Politically, it is timely to tell this story to those who weren’t around then. It was the 1980s, the world was discovering disco dancing and punk, but Nicaragua danced to its own music. It was building a country and, after decades of guerrilla warfare and 50,000 deaths, Sandinismo believed it had settled its accounts with history. But it was not to be. The United States wanted to repair the failure of its system of domination in America: in 20 years they had lost first Cuba and then Nicaragua, Duarte’s Salvador seemed in the balance while Ríos Montt’s Guatemala was practically pacified.
The newly elected Ronald Reagan, a balding actor, with vulgar humor and brutish ideas, decided that, like in one of his bad movies, the good guys would come in and bury the bad guys, who were bad because they disobeyed the good guys. From the moment he took power, he imposed a series of coercive measures, even knowing very well the country’s dire socio-economic situation. Nicaragua was rich in enthusiasm but poor in dollars; the state coffers had been completely plundered by the dynasty which had fled and its loyalists.
Precisely this was what the White House was counting on, thinking that economic pressure, embargos, blocking loans, would make reconstruction impossible and put in check the liberating ardor that circulated through the veins, through the streets and even through the sky of the new Nicaragua. However, despite all that, the Nicaraguans did not think for a moment about giving in, about giving up the values, dreams and projects that had cost so much sacrifice, in exchange for good neighborly relations, which in the language of the Anglo-Saxon terrorists means surrender. It was not enough to have fought and won, they had to fight all over again to win.
The infamous war
The CIA recruited the remnants of Somoza’s National Guard, to which it added mercenaries from all military latitudes, who flocked to the new El Dorado of death, located first in Honduras and then in Costa Rica. An armed aggression began, accompanied by an economic embargo that turned Nicaragua into a warning for those who disobeyed the empire and, at the same time, into an example for those who wanted to resist it.
The United States acted on the political and diplomatic fronts without any restraint and engaged in conspiratorial, terrorist and criminal actions, devoid of any hint of ethics and or the optics of the conflict. They violated international law and their own US laws, financing with drugs and weapons what they could no secure from public funds. To do this, they hired Colombian cartels along with US and Nicaraguan drug traffickers who joined the Salvadoran and Honduran military in trafficking. Pulitzer Prize winner Gary Webb called it the Dark Alliance in his book on the issue.

※

EXERCISES:
a - Revise the passage on Nicaragua: begin at the words "Precisely this was" and stop after "again to win.", changing "White House" to "Reagan administration".
b - Pick up the passage on Nicaragua after its final sentence and extend it.
The records are not required for any of this work.

(Listings of element regions)
※

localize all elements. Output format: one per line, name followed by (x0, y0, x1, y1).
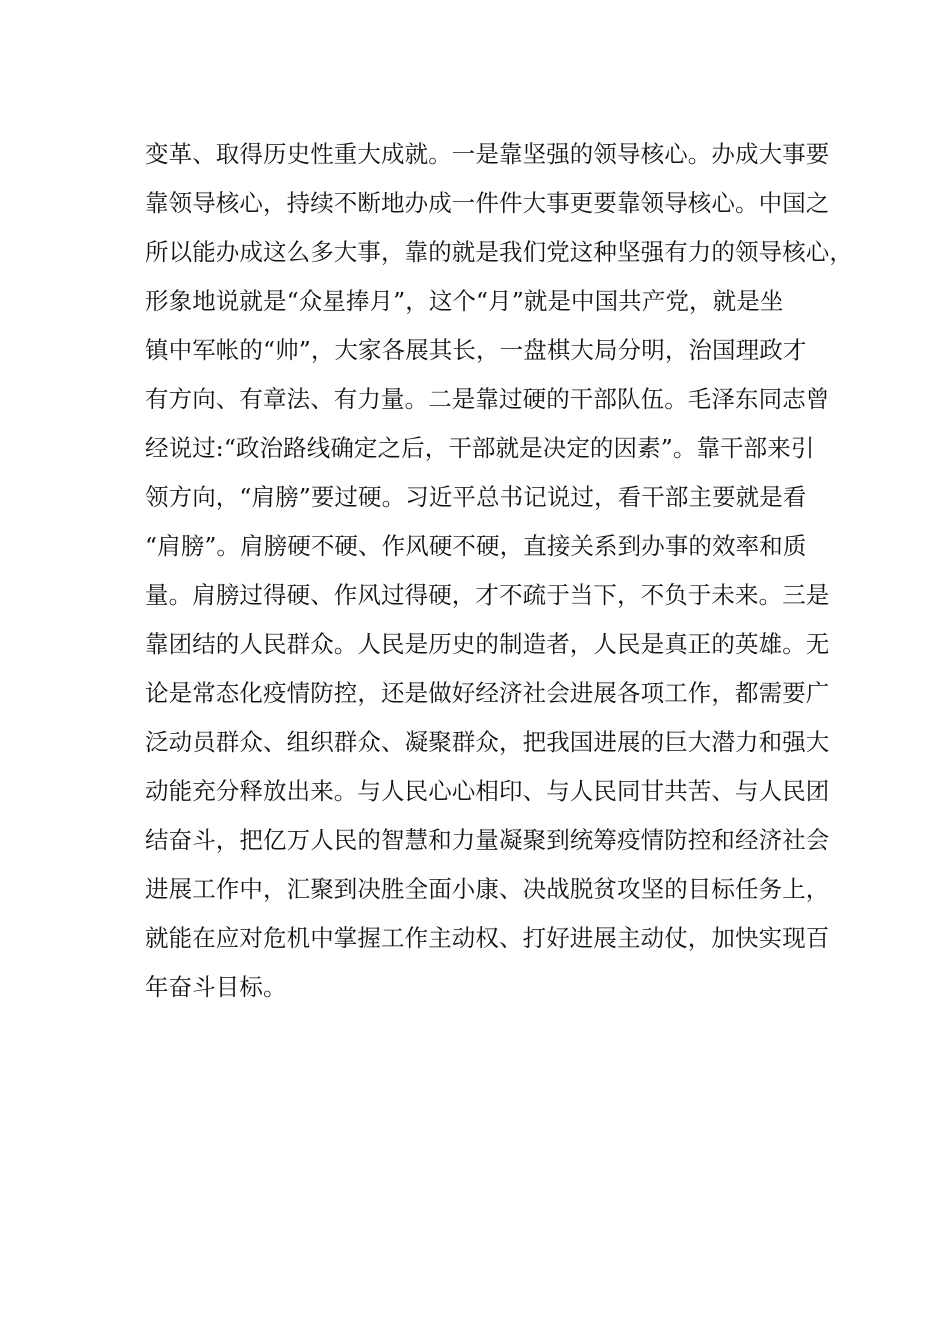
text-line: 年奋斗目标。 (145, 973, 287, 1001)
text-line: 形象地说就是“众星捧月”，这个“月”就是中国共产党，就是坐 (145, 287, 784, 315)
text-line: 有方向、有章法、有力量。二是靠过硬的干部队伍。毛泽东同志曾 (145, 385, 830, 413)
text-line: 泛动员群众、组织群众、凝聚群众，把我国进展的巨大潜力和强大 (145, 728, 830, 756)
text-line: 所以能办成这么多大事，靠的就是我们党这种坚强有力的领导核心， (145, 238, 853, 266)
text-line: 镇中军帐的“帅”，大家各展其长，一盘棋大局分明，治国理政才 (145, 336, 807, 364)
text-line: 就能在应对危机中掌握工作主动权、打好进展主动仗，加快实现百 (145, 924, 830, 952)
text-line: 进展工作中，汇聚到决胜全面小康、决战脱贫攻坚的目标任务上， (145, 875, 830, 903)
text-line: “肩膀”。肩膀硬不硬、作风硬不硬，直接关系到办事的效率和质 (145, 532, 807, 560)
text-line: 变革、取得历史性重大成就。一是靠坚强的领导核心。办成大事要 (145, 140, 830, 168)
text-line: 结奋斗，把亿万人民的智慧和力量凝聚到统筹疫情防控和经济社会 (145, 826, 830, 854)
body-paragraph (145, 130, 853, 1012)
text-line: 领方向，“肩膀”要过硬。习近平总书记说过，看干部主要就是看 (145, 483, 807, 511)
text-line: 靠领导核心，持续不断地办成一件件大事更要靠领导核心。中国之 (145, 189, 830, 217)
text-line: 靠团结的人民群众。人民是历史的制造者，人民是真正的英雄。无 (145, 630, 830, 658)
text-line: 量。肩膀过得硬、作风过得硬，才不疏于当下，不负于未来。三是 (145, 581, 830, 609)
text-line: 论是常态化疫情防控，还是做好经济社会进展各项工作，都需要广 (145, 679, 830, 707)
text-line: 经说过:“政治路线确定之后，干部就是决定的因素”。靠干部来引 (145, 434, 815, 462)
text-line: 动能充分释放出来。与人民心心相印、与人民同甘共苦、与人民团 (145, 777, 830, 805)
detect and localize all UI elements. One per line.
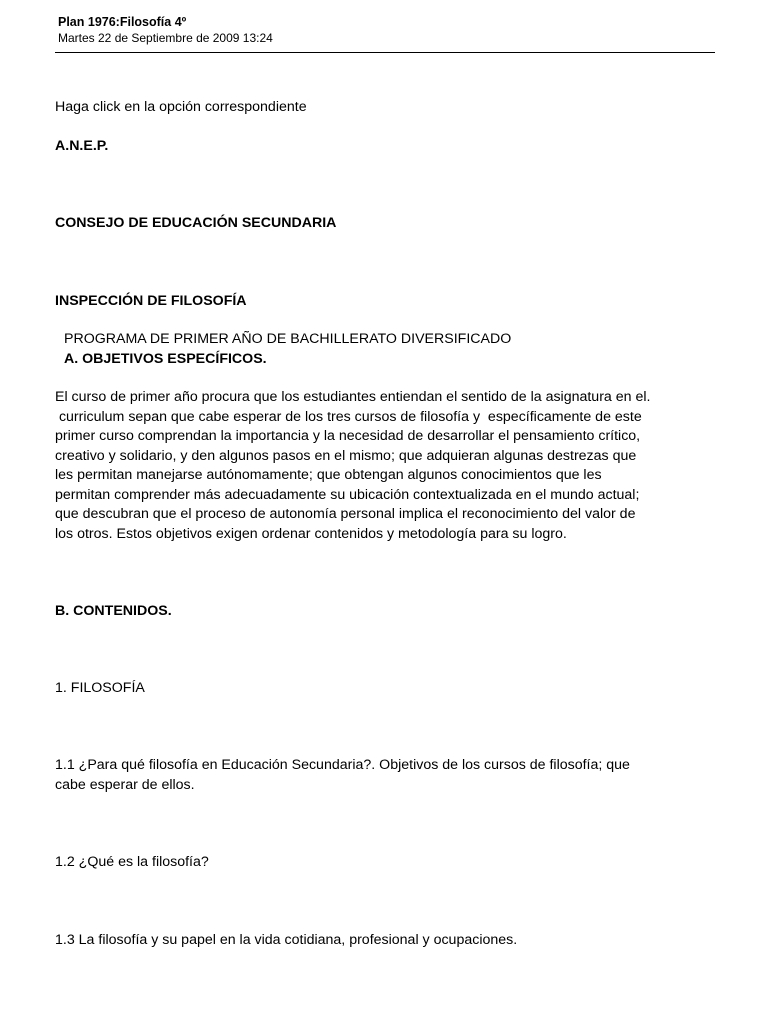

※

ANSWERS FOR THIS EXERCISE:
a -
Precisely this was what the Reagan administration was counting on, thinking that economic pressure, embargos, blocking loans, would make reconstruction impossible and put in check the liberating ardor that circulated through the veins, through the streets and even through the sky of the new Nicaragua. However, despite all that, the Nicaraguans did not think for a moment about giving in, about giving up the values, dreams and projects that had cost so much sacrifice, in exchange for good neighborly relations, which in the language of the Anglo-Saxon terrorists means surrender. It was not enough to have fought and won, they had to fight all over again to win.

b -
Nicaragua, innocent of any guilt, endured a ruthless war that the gringos waged without even having the courage to declare it. It was an asymmetrical war because it was fought with unequal resources, which did no good in the end only because they were balanced by a similarly unequal heroism, by the military and organizational wisdom of those who risked their lives to save their land. Sandinista Nicaragua offered a military lesson to the United States and its armed gangs. Never, not for a minute, could the Contras take a city, the key points of its economy or any of its defensive structure.
From the mountains of Nicaragua to The Hague it was a battle that Managua won on every front. Nicaragua openly challenged the United States to answer for its criminal policy before the highest seat of international jurisprudence: the International Court of Justice in The Hague, an organ of the United Nations. Sandinismo showed that it could change from olive green into black togas and was able to denounce, argue and convince based on its reasons. The political weight of the United States, its ability to influence judges, did not change the fate of a trial which, as rarely happens, combined historical truth and procedural truth. The articulated function of the verdict was meticulous and relentless, proof against any opportunist interpretation. It reaffirmed what constitutes the premise of all testimony: the truth, only the truth, nothing but the truth.
The United States, which considers the truth to be one of the worst threats to all the historical-political manipulation Hollywood fictions make of its imperial exploits, did not accept the verdict and did not compensate Nicaragua. They did not recognize the ruling of an international legal institution of which they are part at the highest level, such as the UN Security Council. And it is as paradoxical as it is emblematic of Washington’s black history that the Security Council is in charge of enforcing the judgments of the International Court of Justice. Therefore, paradoxically, the United States does not recognize the body whose resolutions it is supposed to enforce. Imperial schizophrenia.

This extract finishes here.